Extracts from a graphics dataset:
★ ★ ★ ★

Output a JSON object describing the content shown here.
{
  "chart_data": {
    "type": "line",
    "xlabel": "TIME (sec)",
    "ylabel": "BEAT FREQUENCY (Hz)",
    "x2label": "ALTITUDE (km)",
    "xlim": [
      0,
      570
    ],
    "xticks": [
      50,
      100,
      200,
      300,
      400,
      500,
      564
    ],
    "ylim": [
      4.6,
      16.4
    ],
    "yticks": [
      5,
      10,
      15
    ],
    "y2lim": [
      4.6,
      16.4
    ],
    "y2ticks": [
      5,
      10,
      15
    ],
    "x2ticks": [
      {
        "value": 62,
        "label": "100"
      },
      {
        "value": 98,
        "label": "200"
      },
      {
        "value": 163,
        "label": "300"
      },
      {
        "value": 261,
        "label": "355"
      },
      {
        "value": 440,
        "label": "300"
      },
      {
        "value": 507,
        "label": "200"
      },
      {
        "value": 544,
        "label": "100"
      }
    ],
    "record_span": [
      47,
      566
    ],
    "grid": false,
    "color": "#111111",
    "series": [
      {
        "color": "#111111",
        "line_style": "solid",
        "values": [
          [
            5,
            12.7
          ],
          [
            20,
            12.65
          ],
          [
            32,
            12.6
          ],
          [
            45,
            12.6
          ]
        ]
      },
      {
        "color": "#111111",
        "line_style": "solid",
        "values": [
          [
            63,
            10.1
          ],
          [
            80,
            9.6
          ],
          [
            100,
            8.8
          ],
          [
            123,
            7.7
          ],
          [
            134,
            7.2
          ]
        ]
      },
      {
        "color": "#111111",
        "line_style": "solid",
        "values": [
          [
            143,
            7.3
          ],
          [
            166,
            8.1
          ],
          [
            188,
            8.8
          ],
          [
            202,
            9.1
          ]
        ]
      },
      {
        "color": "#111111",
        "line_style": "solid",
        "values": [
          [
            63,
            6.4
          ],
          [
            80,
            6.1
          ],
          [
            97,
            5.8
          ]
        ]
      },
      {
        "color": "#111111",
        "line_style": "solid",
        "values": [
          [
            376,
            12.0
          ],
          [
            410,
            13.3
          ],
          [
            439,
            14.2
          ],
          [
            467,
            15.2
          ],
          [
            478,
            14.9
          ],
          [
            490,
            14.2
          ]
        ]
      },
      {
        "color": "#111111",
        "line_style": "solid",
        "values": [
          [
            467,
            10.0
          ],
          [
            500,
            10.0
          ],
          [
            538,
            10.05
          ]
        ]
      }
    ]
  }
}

★ ★ ★ ★

_EXERCISE REQUIREMENTS_: Make an exact copy of all the data.

_RESPONSE BELOW_:
Output a JSON object describing the content shown here.
{
  "chart_data": {
    "type": "line",
    "xlabel": "TIME (sec)",
    "ylabel": "BEAT FREQUENCY (Hz)",
    "x2label": "ALTITUDE (km)",
    "xlim": [
      0,
      570
    ],
    "xticks": [
      50,
      100,
      200,
      300,
      400,
      500,
      564
    ],
    "ylim": [
      4.6,
      16.4
    ],
    "yticks": [
      5,
      10,
      15
    ],
    "y2lim": [
      4.6,
      16.4
    ],
    "y2ticks": [
      5,
      10,
      15
    ],
    "x2ticks": [
      {
        "value": 62,
        "label": "100"
      },
      {
        "value": 98,
        "label": "200"
      },
      {
        "value": 163,
        "label": "300"
      },
      {
        "value": 261,
        "label": "355"
      },
      {
        "value": 440,
        "label": "300"
      },
      {
        "value": 507,
        "label": "200"
      },
      {
        "value": 544,
        "label": "100"
      }
    ],
    "record_span": [
      47,
      566
    ],
    "grid": false,
    "color": "#111111",
    "series": [
      {
        "color": "#111111",
        "line_style": "solid",
        "values": [
          [
            5,
            12.7
          ],
          [
            20,
            12.65
          ],
          [
            32,
            12.6
          ],
          [
            45,
            12.6
          ]
        ]
      },
      {
        "color": "#111111",
        "line_style": "solid",
        "values": [
          [
            63,
            10.1
          ],
          [
            80,
            9.6
          ],
          [
            100,
            8.8
          ],
          [
            123,
            7.7
          ],
          [
            134,
            7.2
          ]
        ]
      },
      {
        "color": "#111111",
        "line_style": "solid",
        "values": [
          [
            143,
            7.3
          ],
          [
            166,
            8.1
          ],
          [
            188,
            8.8
          ],
          [
            202,
            9.1
          ]
        ]
      },
      {
        "color": "#111111",
        "line_style": "solid",
        "values": [
          [
            63,
            6.4
          ],
          [
            80,
            6.1
          ],
          [
            97,
            5.8
          ]
        ]
      },
      {
        "color": "#111111",
        "line_style": "solid",
        "values": [
          [
            376,
            12.0
          ],
          [
            410,
            13.3
          ],
          [
            439,
            14.2
          ],
          [
            467,
            15.2
          ],
          [
            478,
            14.9
          ],
          [
            490,
            14.2
          ]
        ]
      },
      {
        "color": "#111111",
        "line_style": "solid",
        "values": [
          [
            467,
            10.0
          ],
          [
            500,
            10.0
          ],
          [
            538,
            10.05
          ]
        ]
      }
    ]
  }
}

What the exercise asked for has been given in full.